**WHAT IS BEING ASKED**
Write out the material exactly, with the pictures left out.

(Dataset records on visual material)
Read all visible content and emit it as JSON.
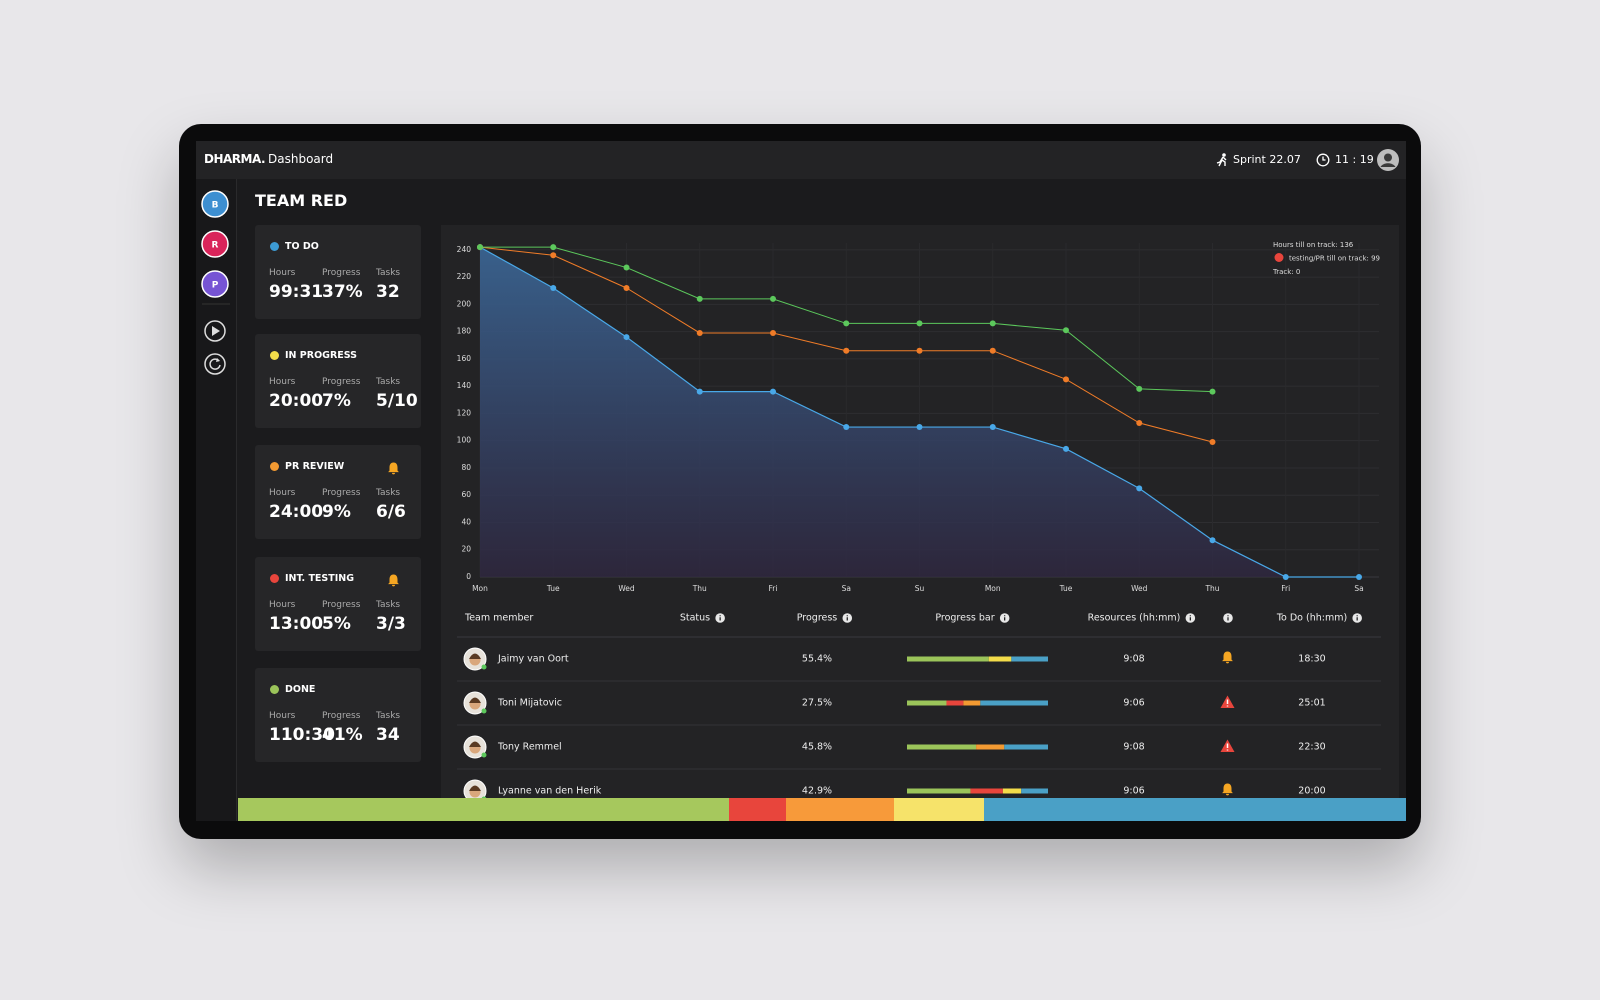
{
  "header": {
    "brand": "DHARMA.",
    "page": "Dashboard",
    "sprint": "Sprint 22.07",
    "time": "11 : 19"
  },
  "sidebar": {
    "teams": [
      {
        "letter": "B",
        "color": "#3d8fd1"
      },
      {
        "letter": "R",
        "color": "#d9245a"
      },
      {
        "letter": "P",
        "color": "#7654d4"
      }
    ]
  },
  "title": "TEAM RED",
  "card_labels": [
    "Hours",
    "Progress",
    "Tasks"
  ],
  "cards": [
    {
      "title": "TO DO",
      "color": "#3d9bd4",
      "hours": "99:31",
      "progress": "37%",
      "tasks": "32",
      "alert": false
    },
    {
      "title": "IN PROGRESS",
      "color": "#f3dc4a",
      "hours": "20:00",
      "progress": "7%",
      "tasks": "5/10",
      "alert": false
    },
    {
      "title": "PR REVIEW",
      "color": "#f39a32",
      "hours": "24:00",
      "progress": "9%",
      "tasks": "6/6",
      "alert": true
    },
    {
      "title": "INT. TESTING",
      "color": "#e8453c",
      "hours": "13:00",
      "progress": "5%",
      "tasks": "3/3",
      "alert": true
    },
    {
      "title": "DONE",
      "color": "#9bc45a",
      "hours": "110:30",
      "progress": "41%",
      "tasks": "34",
      "alert": false
    }
  ],
  "chart_data": {
    "type": "line",
    "categories": [
      "Mon",
      "Tue",
      "Wed",
      "Thu",
      "Fri",
      "Sa",
      "Su",
      "Mon",
      "Tue",
      "Wed",
      "Thu",
      "Fri",
      "Sa"
    ],
    "series": [
      {
        "color": "#49a8e8",
        "area": true,
        "values": [
          242,
          212,
          176,
          136,
          136,
          110,
          110,
          110,
          94,
          65,
          27,
          0,
          0
        ]
      },
      {
        "color": "#f07c28",
        "area": false,
        "values": [
          242,
          236,
          212,
          179,
          179,
          166,
          166,
          166,
          145,
          113,
          99,
          null,
          null
        ]
      },
      {
        "color": "#5cc85c",
        "area": false,
        "values": [
          242,
          242,
          227,
          204,
          204,
          186,
          186,
          186,
          181,
          138,
          136,
          null,
          null
        ]
      }
    ],
    "ylim": [
      0,
      245
    ],
    "yticks": [
      0,
      20,
      40,
      60,
      80,
      100,
      120,
      140,
      160,
      180,
      200,
      220,
      240
    ],
    "grid": true,
    "annotations": [
      {
        "text": "Hours till on track: 136",
        "color": null
      },
      {
        "text": "testing/PR till on track: 99",
        "color": "#e8453c"
      },
      {
        "text": "Track: 0",
        "color": null
      }
    ]
  },
  "table": {
    "columns": [
      "Team member",
      "Status",
      "Progress",
      "Progress bar",
      "Resources (hh:mm)",
      "To Do (hh:mm)"
    ],
    "rows": [
      {
        "name": "Jaimy van Oort",
        "progress": "55.4%",
        "bar": [
          {
            "value": 58,
            "color": "#9bc45a"
          },
          {
            "value": 16,
            "color": "#f3dc4a"
          },
          {
            "value": 26,
            "color": "#4aa0c6"
          }
        ],
        "resources": "9:08",
        "status": "bell",
        "todo": "18:30"
      },
      {
        "name": "Toni Mijatovic",
        "progress": "27.5%",
        "bar": [
          {
            "value": 28,
            "color": "#9bc45a"
          },
          {
            "value": 12,
            "color": "#e8453c"
          },
          {
            "value": 12,
            "color": "#f39a32"
          },
          {
            "value": 48,
            "color": "#4aa0c6"
          }
        ],
        "resources": "9:06",
        "status": "warning",
        "todo": "25:01"
      },
      {
        "name": "Tony Remmel",
        "progress": "45.8%",
        "bar": [
          {
            "value": 49,
            "color": "#9bc45a"
          },
          {
            "value": 20,
            "color": "#f39a32"
          },
          {
            "value": 31,
            "color": "#4aa0c6"
          }
        ],
        "resources": "9:08",
        "status": "warning",
        "todo": "22:30"
      },
      {
        "name": "Lyanne van den Herik",
        "progress": "42.9%",
        "bar": [
          {
            "value": 45,
            "color": "#9bc45a"
          },
          {
            "value": 23,
            "color": "#e8453c"
          },
          {
            "value": 13,
            "color": "#f3dc4a"
          },
          {
            "value": 19,
            "color": "#4aa0c6"
          }
        ],
        "resources": "9:06",
        "status": "bell",
        "todo": "20:00"
      }
    ]
  },
  "summary_bar": [
    {
      "value": 42.1,
      "color": "#a6c85d"
    },
    {
      "value": 4.9,
      "color": "#e8453c"
    },
    {
      "value": 9.2,
      "color": "#f79a3a"
    },
    {
      "value": 7.7,
      "color": "#f6e36a"
    },
    {
      "value": 36.2,
      "color": "#4aa0c6"
    }
  ]
}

**SOLUTION TO THIS EXERCISE**
Read all visible content and emit it as JSON.
{
  "header": {
    "brand": "DHARMA.",
    "page": "Dashboard",
    "sprint": "Sprint 22.07",
    "time": "11 : 19"
  },
  "sidebar": {
    "teams": [
      {
        "letter": "B",
        "color": "#3d8fd1"
      },
      {
        "letter": "R",
        "color": "#d9245a"
      },
      {
        "letter": "P",
        "color": "#7654d4"
      }
    ]
  },
  "title": "TEAM RED",
  "card_labels": [
    "Hours",
    "Progress",
    "Tasks"
  ],
  "cards": [
    {
      "title": "TO DO",
      "color": "#3d9bd4",
      "hours": "99:31",
      "progress": "37%",
      "tasks": "32",
      "alert": false
    },
    {
      "title": "IN PROGRESS",
      "color": "#f3dc4a",
      "hours": "20:00",
      "progress": "7%",
      "tasks": "5/10",
      "alert": false
    },
    {
      "title": "PR REVIEW",
      "color": "#f39a32",
      "hours": "24:00",
      "progress": "9%",
      "tasks": "6/6",
      "alert": true
    },
    {
      "title": "INT. TESTING",
      "color": "#e8453c",
      "hours": "13:00",
      "progress": "5%",
      "tasks": "3/3",
      "alert": true
    },
    {
      "title": "DONE",
      "color": "#9bc45a",
      "hours": "110:30",
      "progress": "41%",
      "tasks": "34",
      "alert": false
    }
  ],
  "chart_data": {
    "type": "line",
    "categories": [
      "Mon",
      "Tue",
      "Wed",
      "Thu",
      "Fri",
      "Sa",
      "Su",
      "Mon",
      "Tue",
      "Wed",
      "Thu",
      "Fri",
      "Sa"
    ],
    "series": [
      {
        "color": "#49a8e8",
        "area": true,
        "values": [
          242,
          212,
          176,
          136,
          136,
          110,
          110,
          110,
          94,
          65,
          27,
          0,
          0
        ]
      },
      {
        "color": "#f07c28",
        "area": false,
        "values": [
          242,
          236,
          212,
          179,
          179,
          166,
          166,
          166,
          145,
          113,
          99,
          null,
          null
        ]
      },
      {
        "color": "#5cc85c",
        "area": false,
        "values": [
          242,
          242,
          227,
          204,
          204,
          186,
          186,
          186,
          181,
          138,
          136,
          null,
          null
        ]
      }
    ],
    "ylim": [
      0,
      245
    ],
    "yticks": [
      0,
      20,
      40,
      60,
      80,
      100,
      120,
      140,
      160,
      180,
      200,
      220,
      240
    ],
    "grid": true,
    "annotations": [
      {
        "text": "Hours till on track: 136",
        "color": null
      },
      {
        "text": "testing/PR till on track: 99",
        "color": "#e8453c"
      },
      {
        "text": "Track: 0",
        "color": null
      }
    ]
  },
  "table": {
    "columns": [
      "Team member",
      "Status",
      "Progress",
      "Progress bar",
      "Resources (hh:mm)",
      "To Do (hh:mm)"
    ],
    "rows": [
      {
        "name": "Jaimy van Oort",
        "progress": "55.4%",
        "bar": [
          {
            "value": 58,
            "color": "#9bc45a"
          },
          {
            "value": 16,
            "color": "#f3dc4a"
          },
          {
            "value": 26,
            "color": "#4aa0c6"
          }
        ],
        "resources": "9:08",
        "status": "bell",
        "todo": "18:30"
      },
      {
        "name": "Toni Mijatovic",
        "progress": "27.5%",
        "bar": [
          {
            "value": 28,
            "color": "#9bc45a"
          },
          {
            "value": 12,
            "color": "#e8453c"
          },
          {
            "value": 12,
            "color": "#f39a32"
          },
          {
            "value": 48,
            "color": "#4aa0c6"
          }
        ],
        "resources": "9:06",
        "status": "warning",
        "todo": "25:01"
      },
      {
        "name": "Tony Remmel",
        "progress": "45.8%",
        "bar": [
          {
            "value": 49,
            "color": "#9bc45a"
          },
          {
            "value": 20,
            "color": "#f39a32"
          },
          {
            "value": 31,
            "color": "#4aa0c6"
          }
        ],
        "resources": "9:08",
        "status": "warning",
        "todo": "22:30"
      },
      {
        "name": "Lyanne van den Herik",
        "progress": "42.9%",
        "bar": [
          {
            "value": 45,
            "color": "#9bc45a"
          },
          {
            "value": 23,
            "color": "#e8453c"
          },
          {
            "value": 13,
            "color": "#f3dc4a"
          },
          {
            "value": 19,
            "color": "#4aa0c6"
          }
        ],
        "resources": "9:06",
        "status": "bell",
        "todo": "20:00"
      }
    ]
  },
  "summary_bar": [
    {
      "value": 42.1,
      "color": "#a6c85d"
    },
    {
      "value": 4.9,
      "color": "#e8453c"
    },
    {
      "value": 9.2,
      "color": "#f79a3a"
    },
    {
      "value": 7.7,
      "color": "#f6e36a"
    },
    {
      "value": 36.2,
      "color": "#4aa0c6"
    }
  ]
}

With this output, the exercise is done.